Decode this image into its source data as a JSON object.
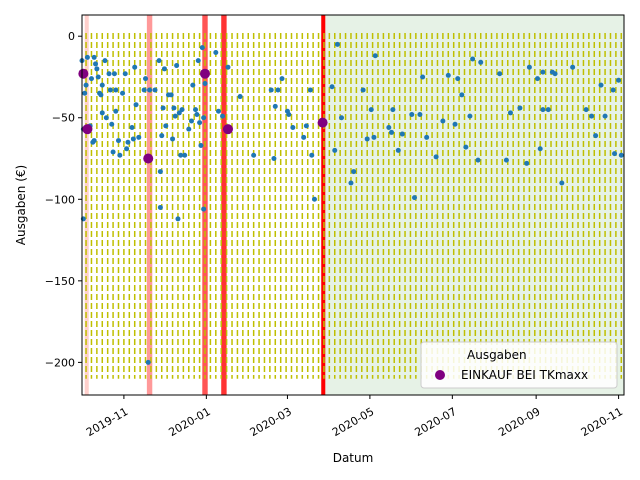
{
  "chart_data": {
    "type": "scatter",
    "xlabel": "Datum",
    "ylabel": "Ausgaben (€)",
    "xlim": [
      "2019-10-01",
      "2020-11-05"
    ],
    "ylim": [
      -220,
      13
    ],
    "yticks": [
      0,
      -50,
      -100,
      -150,
      -200
    ],
    "ytick_labels": [
      "0",
      "−50",
      "−100",
      "−150",
      "−200"
    ],
    "xticks": [
      "2019-11-01",
      "2020-01-01",
      "2020-03-01",
      "2020-05-01",
      "2020-07-01",
      "2020-09-01",
      "2020-11-01"
    ],
    "xtick_labels": [
      "2019-11",
      "2020-01",
      "2020-03",
      "2020-05",
      "2020-07",
      "2020-09",
      "2020-11"
    ],
    "legend": {
      "position": "lower-right",
      "entries": [
        {
          "label": "Ausgaben",
          "marker": "none"
        },
        {
          "label": "EINKAUF BEI TKmaxx",
          "marker": "purple-circle"
        }
      ]
    },
    "colors": {
      "points": "#1f77b4",
      "highlight": "#800080",
      "vlines": "#bfbf00",
      "shaded": "#e6f2e6"
    },
    "shaded_region": {
      "start": "2020-03-28",
      "end": "2020-11-05",
      "color": "#e6f2e6"
    },
    "spans": [
      {
        "start": "2019-10-03",
        "end": "2019-10-06",
        "color": "#ffd0cc"
      },
      {
        "start": "2019-11-18",
        "end": "2019-11-22",
        "color": "#ff9999"
      },
      {
        "start": "2019-12-29",
        "end": "2020-01-02",
        "color": "#ff5555"
      },
      {
        "start": "2020-01-12",
        "end": "2020-01-16",
        "color": "#ff3333"
      },
      {
        "start": "2020-03-26",
        "end": "2020-03-29",
        "color": "#ff0000"
      }
    ],
    "vlines_start": "2019-10-04",
    "vlines_step_days": 4,
    "vlines_range": [
      -210,
      2
    ],
    "series": [
      {
        "name": "Ausgaben",
        "color": "#1f77b4",
        "points": [
          [
            "2019-10-01",
            -15
          ],
          [
            "2019-10-02",
            -112
          ],
          [
            "2019-10-02",
            -57
          ],
          [
            "2019-10-03",
            -35
          ],
          [
            "2019-10-04",
            -30
          ],
          [
            "2019-10-05",
            -13
          ],
          [
            "2019-10-07",
            -55
          ],
          [
            "2019-10-08",
            -26
          ],
          [
            "2019-10-09",
            -65
          ],
          [
            "2019-10-10",
            -64
          ],
          [
            "2019-10-10",
            -13
          ],
          [
            "2019-10-11",
            -17
          ],
          [
            "2019-10-12",
            -20
          ],
          [
            "2019-10-13",
            -25
          ],
          [
            "2019-10-14",
            -35
          ],
          [
            "2019-10-15",
            -36
          ],
          [
            "2019-10-16",
            -47
          ],
          [
            "2019-10-16",
            -30
          ],
          [
            "2019-10-18",
            -15
          ],
          [
            "2019-10-19",
            -50
          ],
          [
            "2019-10-21",
            -23
          ],
          [
            "2019-10-22",
            -33
          ],
          [
            "2019-10-23",
            -54
          ],
          [
            "2019-10-24",
            -71
          ],
          [
            "2019-10-25",
            -23
          ],
          [
            "2019-10-26",
            -46
          ],
          [
            "2019-10-26",
            -33
          ],
          [
            "2019-10-28",
            -64
          ],
          [
            "2019-10-29",
            -73
          ],
          [
            "2019-10-31",
            -35
          ],
          [
            "2019-11-02",
            -23
          ],
          [
            "2019-11-03",
            -69
          ],
          [
            "2019-11-04",
            -65
          ],
          [
            "2019-11-07",
            -56
          ],
          [
            "2019-11-08",
            -63
          ],
          [
            "2019-11-09",
            -19
          ],
          [
            "2019-11-10",
            -42
          ],
          [
            "2019-11-12",
            -62
          ],
          [
            "2019-11-16",
            -33
          ],
          [
            "2019-11-17",
            -26
          ],
          [
            "2019-11-19",
            -200
          ],
          [
            "2019-11-20",
            -33
          ],
          [
            "2019-11-24",
            -33
          ],
          [
            "2019-11-27",
            -15
          ],
          [
            "2019-11-28",
            -105
          ],
          [
            "2019-11-28",
            -83
          ],
          [
            "2019-11-29",
            -61
          ],
          [
            "2019-11-30",
            -44
          ],
          [
            "2019-12-01",
            -20
          ],
          [
            "2019-12-02",
            -55
          ],
          [
            "2019-12-04",
            -36
          ],
          [
            "2019-12-06",
            -36
          ],
          [
            "2019-12-07",
            -63
          ],
          [
            "2019-12-08",
            -44
          ],
          [
            "2019-12-09",
            -49
          ],
          [
            "2019-12-10",
            -18
          ],
          [
            "2019-12-11",
            -112
          ],
          [
            "2019-12-12",
            -47
          ],
          [
            "2019-12-13",
            -73
          ],
          [
            "2019-12-14",
            -45
          ],
          [
            "2019-12-16",
            -73
          ],
          [
            "2019-12-19",
            -57
          ],
          [
            "2019-12-21",
            -52
          ],
          [
            "2019-12-22",
            -30
          ],
          [
            "2019-12-24",
            -45
          ],
          [
            "2019-12-25",
            -48
          ],
          [
            "2019-12-26",
            -15
          ],
          [
            "2019-12-27",
            -53
          ],
          [
            "2019-12-28",
            -67
          ],
          [
            "2019-12-29",
            -7
          ],
          [
            "2019-12-30",
            -50
          ],
          [
            "2019-12-30",
            -106
          ],
          [
            "2019-12-31",
            -29
          ],
          [
            "2020-01-01",
            -24
          ],
          [
            "2020-01-08",
            -10
          ],
          [
            "2020-01-10",
            -46
          ],
          [
            "2020-01-13",
            -49
          ],
          [
            "2020-01-17",
            -19
          ],
          [
            "2020-01-26",
            -37
          ],
          [
            "2020-02-05",
            -73
          ],
          [
            "2020-02-18",
            -33
          ],
          [
            "2020-02-20",
            -75
          ],
          [
            "2020-02-21",
            -43
          ],
          [
            "2020-02-23",
            -33
          ],
          [
            "2020-02-26",
            -26
          ],
          [
            "2020-03-01",
            -46
          ],
          [
            "2020-03-02",
            -48
          ],
          [
            "2020-03-05",
            -56
          ],
          [
            "2020-03-13",
            -62
          ],
          [
            "2020-03-15",
            -55
          ],
          [
            "2020-03-18",
            -33
          ],
          [
            "2020-03-19",
            -73
          ],
          [
            "2020-03-21",
            -100
          ],
          [
            "2020-04-03",
            -31
          ],
          [
            "2020-04-05",
            -70
          ],
          [
            "2020-04-07",
            -5
          ],
          [
            "2020-04-10",
            -50
          ],
          [
            "2020-04-17",
            -90
          ],
          [
            "2020-04-19",
            -83
          ],
          [
            "2020-04-26",
            -33
          ],
          [
            "2020-04-29",
            -63
          ],
          [
            "2020-05-02",
            -45
          ],
          [
            "2020-05-04",
            -62
          ],
          [
            "2020-05-05",
            -12
          ],
          [
            "2020-05-15",
            -56
          ],
          [
            "2020-05-17",
            -59
          ],
          [
            "2020-05-18",
            -45
          ],
          [
            "2020-05-22",
            -70
          ],
          [
            "2020-05-25",
            -60
          ],
          [
            "2020-06-01",
            -48
          ],
          [
            "2020-06-03",
            -99
          ],
          [
            "2020-06-07",
            -48
          ],
          [
            "2020-06-09",
            -25
          ],
          [
            "2020-06-12",
            -62
          ],
          [
            "2020-06-19",
            -74
          ],
          [
            "2020-06-24",
            -52
          ],
          [
            "2020-06-28",
            -24
          ],
          [
            "2020-07-03",
            -54
          ],
          [
            "2020-07-05",
            -26
          ],
          [
            "2020-07-08",
            -36
          ],
          [
            "2020-07-11",
            -68
          ],
          [
            "2020-07-14",
            -49
          ],
          [
            "2020-07-16",
            -14
          ],
          [
            "2020-07-20",
            -76
          ],
          [
            "2020-07-22",
            -16
          ],
          [
            "2020-08-05",
            -23
          ],
          [
            "2020-08-10",
            -76
          ],
          [
            "2020-08-13",
            -47
          ],
          [
            "2020-08-20",
            -44
          ],
          [
            "2020-08-25",
            -78
          ],
          [
            "2020-08-27",
            -19
          ],
          [
            "2020-09-02",
            -26
          ],
          [
            "2020-09-04",
            -69
          ],
          [
            "2020-09-06",
            -22
          ],
          [
            "2020-09-06",
            -45
          ],
          [
            "2020-09-10",
            -45
          ],
          [
            "2020-09-13",
            -22
          ],
          [
            "2020-09-15",
            -23
          ],
          [
            "2020-09-20",
            -90
          ],
          [
            "2020-09-28",
            -19
          ],
          [
            "2020-10-08",
            -45
          ],
          [
            "2020-10-12",
            -49
          ],
          [
            "2020-10-15",
            -61
          ],
          [
            "2020-10-19",
            -30
          ],
          [
            "2020-10-22",
            -49
          ],
          [
            "2020-10-28",
            -33
          ],
          [
            "2020-10-29",
            -72
          ],
          [
            "2020-11-01",
            -27
          ],
          [
            "2020-11-03",
            -73
          ]
        ]
      },
      {
        "name": "EINKAUF BEI TKmaxx",
        "color": "#800080",
        "points": [
          [
            "2019-10-02",
            -23
          ],
          [
            "2019-10-05",
            -57
          ],
          [
            "2019-11-19",
            -75
          ],
          [
            "2019-12-31",
            -23
          ],
          [
            "2020-01-17",
            -57
          ],
          [
            "2020-03-27",
            -53
          ]
        ]
      }
    ]
  }
}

STATED PROBLEM ->
Copy all lines from the material that include "EINKAUF".

THE REPLY ->
          "label": "EINKAUF BEI TKmaxx",
        "name": "EINKAUF BEI TKmaxx",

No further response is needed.